Record set:
□ □ □ □
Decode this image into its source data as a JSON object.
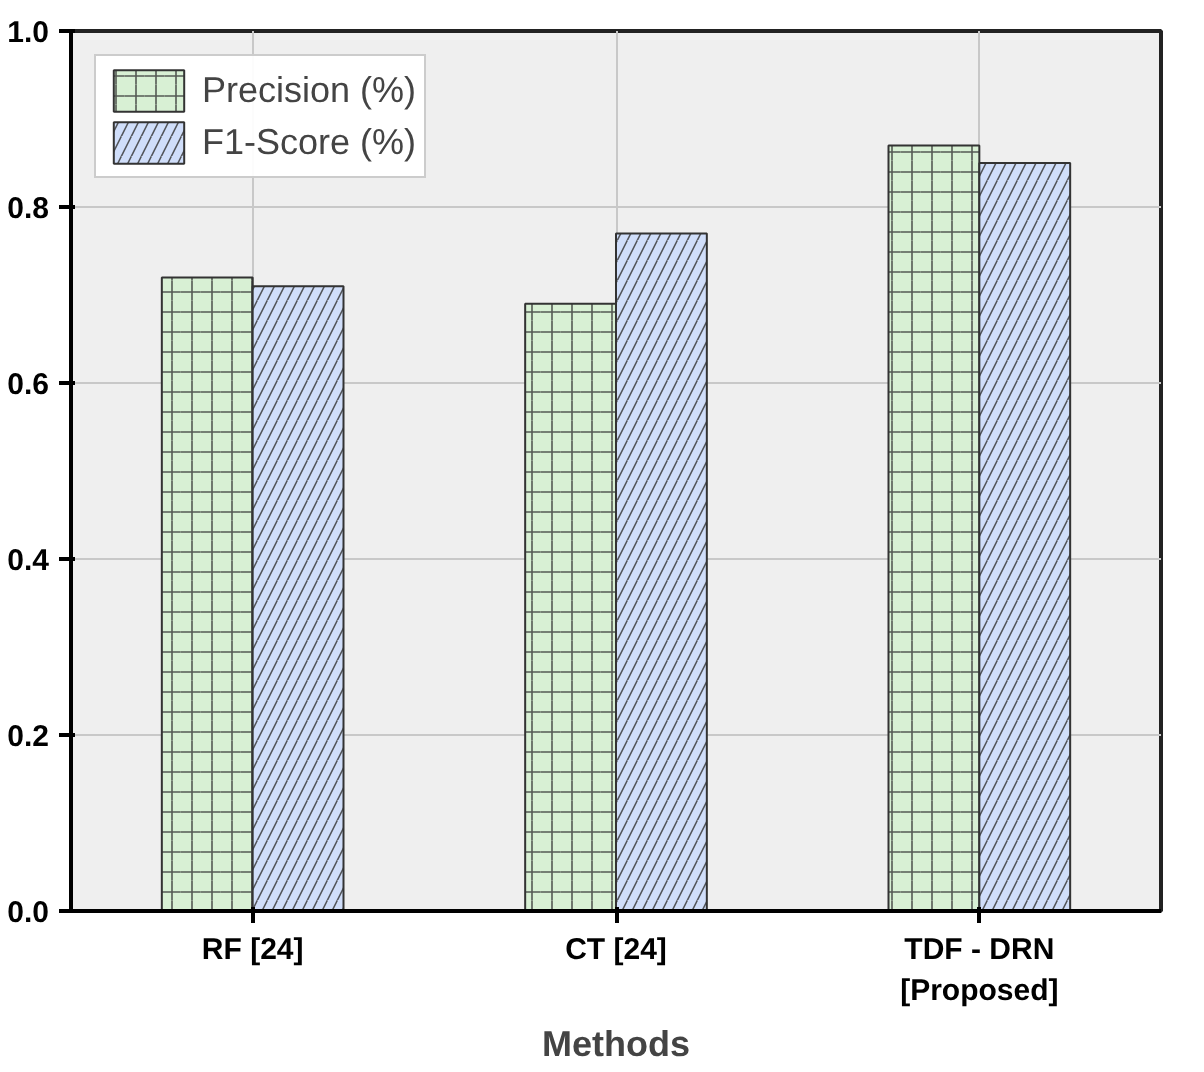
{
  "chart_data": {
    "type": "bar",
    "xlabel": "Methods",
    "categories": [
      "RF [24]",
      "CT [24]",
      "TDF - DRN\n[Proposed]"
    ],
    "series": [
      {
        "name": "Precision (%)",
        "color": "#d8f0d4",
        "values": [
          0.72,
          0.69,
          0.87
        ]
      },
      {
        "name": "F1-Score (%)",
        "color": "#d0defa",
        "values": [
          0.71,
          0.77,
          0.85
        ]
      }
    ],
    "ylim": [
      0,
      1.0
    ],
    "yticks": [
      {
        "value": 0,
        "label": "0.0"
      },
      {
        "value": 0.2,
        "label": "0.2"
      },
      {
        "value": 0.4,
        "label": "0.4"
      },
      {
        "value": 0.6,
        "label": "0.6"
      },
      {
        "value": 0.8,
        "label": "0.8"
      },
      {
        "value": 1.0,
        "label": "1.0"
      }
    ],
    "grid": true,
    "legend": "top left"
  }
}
□ □ □ □
Description of the task:
Repeat the entries exactly and keep the pictures out of the copy.

Full answer:
Decode this image into its source data as a JSON object.
{
  "chart_data": {
    "type": "bar",
    "xlabel": "Methods",
    "categories": [
      "RF [24]",
      "CT [24]",
      "TDF - DRN\n[Proposed]"
    ],
    "series": [
      {
        "name": "Precision (%)",
        "color": "#d8f0d4",
        "values": [
          0.72,
          0.69,
          0.87
        ]
      },
      {
        "name": "F1-Score (%)",
        "color": "#d0defa",
        "values": [
          0.71,
          0.77,
          0.85
        ]
      }
    ],
    "ylim": [
      0,
      1.0
    ],
    "yticks": [
      {
        "value": 0,
        "label": "0.0"
      },
      {
        "value": 0.2,
        "label": "0.2"
      },
      {
        "value": 0.4,
        "label": "0.4"
      },
      {
        "value": 0.6,
        "label": "0.6"
      },
      {
        "value": 0.8,
        "label": "0.8"
      },
      {
        "value": 1.0,
        "label": "1.0"
      }
    ],
    "grid": true,
    "legend": "top left"
  }
}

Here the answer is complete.